Reparative/Redemptive Reading from Reading Gaol: Towards a Eucharistic Theory of Interpretation
Creator
Ritter, Nancy
Advisor
O'Malley, Patrick R.
Abstract
This thesis argues that Oscar Wilde anticipates Eve Kosofsky Sedgwick’s concept
of reparative reading. In 2003’s Touching Feeling: Affect, Pedagogy, Performativity,
Sedgwick argues that the hermeneutics of suspicion – whereby the reader exposes the
unjust power structures lying beneath the surface of a cultural object – has become
endemic to literary studies in a way that limits scholars’ political and interpretive impact.
She offers reparative reading as an alternative approach that prioritizes the curatorial
affects of hope and nurture, enabling scholars to find sustenance in cultural objects made
with hostile intent.
Though a very different text from Touching Feeling, Wilde’s De Profundis also
articulates an approach to cultural objects that can productively be understood as
reparative. Incarcerated for “gross indecency” with other men, Wilde refuses to accept
the punitive and disciplinary intent of the prison system, instead re-envisioning its harsh
mechanisms as means for spiritual growth and aesthetic development. In my introduction,
I compare the two texts, arguing that both ultimately advocate a model of reading that I
call Eucharistic. I then outline this Eucharistic model, drawing on Roman Catholic
sacramental theology to crystallize the affective motives and political investments of
Wilde and Sedgwick’s projects. Finally, I situate this Eucharistic model in the current
scholarly conversation on queer theory.

Data entries
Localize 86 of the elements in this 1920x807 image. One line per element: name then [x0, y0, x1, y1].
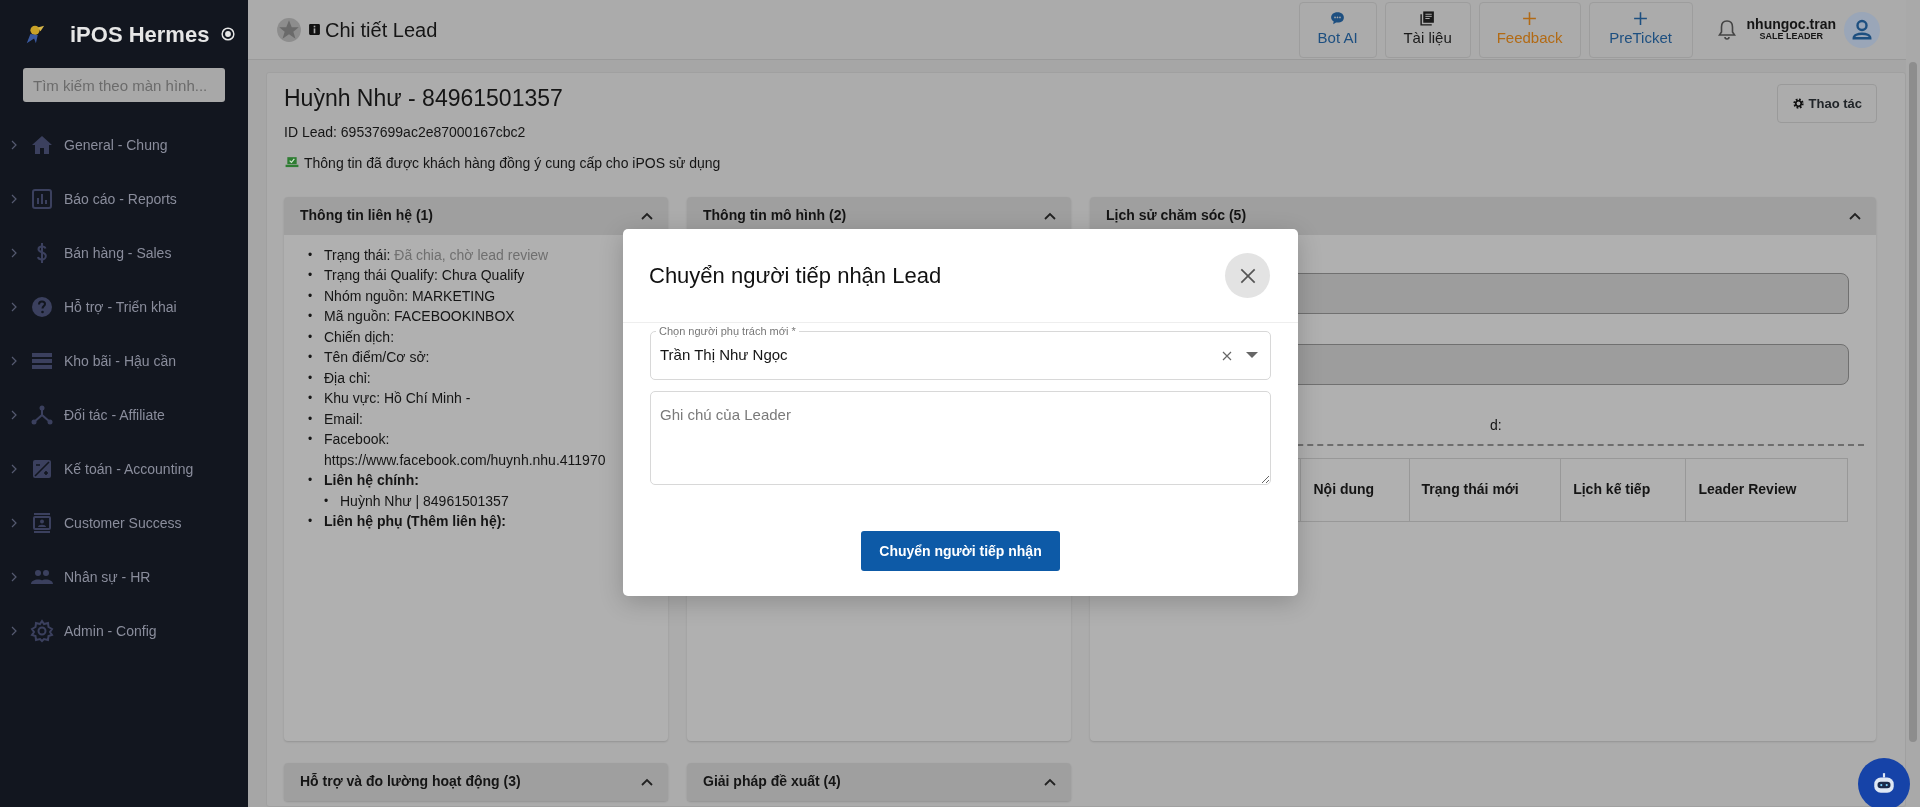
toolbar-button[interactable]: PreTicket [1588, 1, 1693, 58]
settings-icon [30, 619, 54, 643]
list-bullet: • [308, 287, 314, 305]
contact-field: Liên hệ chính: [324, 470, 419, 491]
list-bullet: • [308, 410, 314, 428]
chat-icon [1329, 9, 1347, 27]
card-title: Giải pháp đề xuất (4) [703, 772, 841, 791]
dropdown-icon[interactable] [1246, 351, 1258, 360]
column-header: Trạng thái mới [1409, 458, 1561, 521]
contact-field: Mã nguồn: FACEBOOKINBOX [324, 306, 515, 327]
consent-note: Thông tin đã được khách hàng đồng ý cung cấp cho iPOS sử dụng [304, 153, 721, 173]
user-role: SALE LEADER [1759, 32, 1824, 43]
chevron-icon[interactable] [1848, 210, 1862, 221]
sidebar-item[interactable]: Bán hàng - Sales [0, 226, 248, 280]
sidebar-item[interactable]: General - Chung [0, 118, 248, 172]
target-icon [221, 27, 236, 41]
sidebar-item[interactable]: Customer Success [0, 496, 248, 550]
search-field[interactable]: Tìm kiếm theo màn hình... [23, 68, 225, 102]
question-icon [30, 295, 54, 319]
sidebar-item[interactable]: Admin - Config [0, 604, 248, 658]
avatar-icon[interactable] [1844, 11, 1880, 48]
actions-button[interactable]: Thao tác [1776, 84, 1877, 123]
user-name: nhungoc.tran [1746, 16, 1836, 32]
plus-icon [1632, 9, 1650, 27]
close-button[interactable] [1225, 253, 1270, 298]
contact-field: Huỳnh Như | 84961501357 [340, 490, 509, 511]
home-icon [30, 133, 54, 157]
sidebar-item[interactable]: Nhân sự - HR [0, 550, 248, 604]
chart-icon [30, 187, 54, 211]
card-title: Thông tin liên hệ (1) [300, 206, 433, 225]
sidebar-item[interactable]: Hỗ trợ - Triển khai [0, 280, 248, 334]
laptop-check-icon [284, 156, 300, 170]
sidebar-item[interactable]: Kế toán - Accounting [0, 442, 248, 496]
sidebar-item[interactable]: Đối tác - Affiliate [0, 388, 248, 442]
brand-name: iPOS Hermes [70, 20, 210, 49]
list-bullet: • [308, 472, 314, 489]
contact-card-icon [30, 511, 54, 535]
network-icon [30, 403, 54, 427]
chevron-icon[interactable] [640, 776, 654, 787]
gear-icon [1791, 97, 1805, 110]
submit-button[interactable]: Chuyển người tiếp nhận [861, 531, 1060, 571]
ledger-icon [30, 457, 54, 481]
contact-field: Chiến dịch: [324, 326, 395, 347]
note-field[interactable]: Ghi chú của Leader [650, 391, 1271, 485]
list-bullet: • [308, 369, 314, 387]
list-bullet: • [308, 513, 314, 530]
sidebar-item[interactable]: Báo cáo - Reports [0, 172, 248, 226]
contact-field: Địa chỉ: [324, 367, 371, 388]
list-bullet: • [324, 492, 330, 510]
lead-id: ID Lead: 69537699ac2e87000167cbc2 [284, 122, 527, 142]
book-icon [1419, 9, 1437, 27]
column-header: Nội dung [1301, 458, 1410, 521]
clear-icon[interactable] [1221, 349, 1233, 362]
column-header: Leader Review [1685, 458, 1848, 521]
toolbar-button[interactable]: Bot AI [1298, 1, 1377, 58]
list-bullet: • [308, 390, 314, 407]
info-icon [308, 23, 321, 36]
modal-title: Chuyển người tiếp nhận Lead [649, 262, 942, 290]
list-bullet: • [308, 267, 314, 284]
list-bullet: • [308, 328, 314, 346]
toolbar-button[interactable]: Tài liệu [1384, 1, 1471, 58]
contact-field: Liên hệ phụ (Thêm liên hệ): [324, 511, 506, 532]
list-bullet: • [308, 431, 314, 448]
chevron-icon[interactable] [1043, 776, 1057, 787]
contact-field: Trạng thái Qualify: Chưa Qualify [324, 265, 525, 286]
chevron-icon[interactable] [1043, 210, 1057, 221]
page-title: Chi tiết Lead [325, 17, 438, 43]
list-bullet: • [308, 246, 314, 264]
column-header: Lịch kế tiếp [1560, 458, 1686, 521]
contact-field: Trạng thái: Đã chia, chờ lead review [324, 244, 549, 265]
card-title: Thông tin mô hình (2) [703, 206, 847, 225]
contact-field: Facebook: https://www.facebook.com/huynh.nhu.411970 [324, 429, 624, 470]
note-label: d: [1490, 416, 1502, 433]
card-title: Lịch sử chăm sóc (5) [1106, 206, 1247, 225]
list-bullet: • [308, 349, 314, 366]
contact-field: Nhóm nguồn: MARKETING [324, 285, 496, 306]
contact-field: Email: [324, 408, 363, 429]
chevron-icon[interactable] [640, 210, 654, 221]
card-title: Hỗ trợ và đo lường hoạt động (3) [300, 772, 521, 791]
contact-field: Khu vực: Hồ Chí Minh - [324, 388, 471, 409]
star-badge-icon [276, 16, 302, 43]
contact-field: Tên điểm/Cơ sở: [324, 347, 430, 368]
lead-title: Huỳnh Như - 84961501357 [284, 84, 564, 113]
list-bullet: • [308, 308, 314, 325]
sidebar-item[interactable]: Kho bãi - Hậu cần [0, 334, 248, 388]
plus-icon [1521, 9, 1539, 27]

_Exercise task_
Pick up the abstract of the thesis on Wilde, Sedgwick, and reparative reading right after its final sentence and write the next part.

_Written reply_
In each of the chapters, I analyze how Wilde reparatively engages various aspects
of the Christian tradition to nurture his identity as a queer man. The first chapter
considers “The Fisherman and His Soul,” a fairy-tale published in 1891’s A House of
Pomegranates, and argues that Wilde undermines the false binary between sensuality and
spirituality by figuring a self-righteous priest and the titular lovestruck fisherman as
doubles of one another. The second chapter argues that Wilde embeds baptismal and
Eucharistic imagery in The Importance of Being Earnest, repackaging the eroticized
Catholicism of earlier works to appeal to a mainstream, middle-class Anglican audience.
My final chapter returns to De Profundis, arguing that we should see the letter as a
reparative reworking of the biblical epistles of St. Paul.
Description
M.A.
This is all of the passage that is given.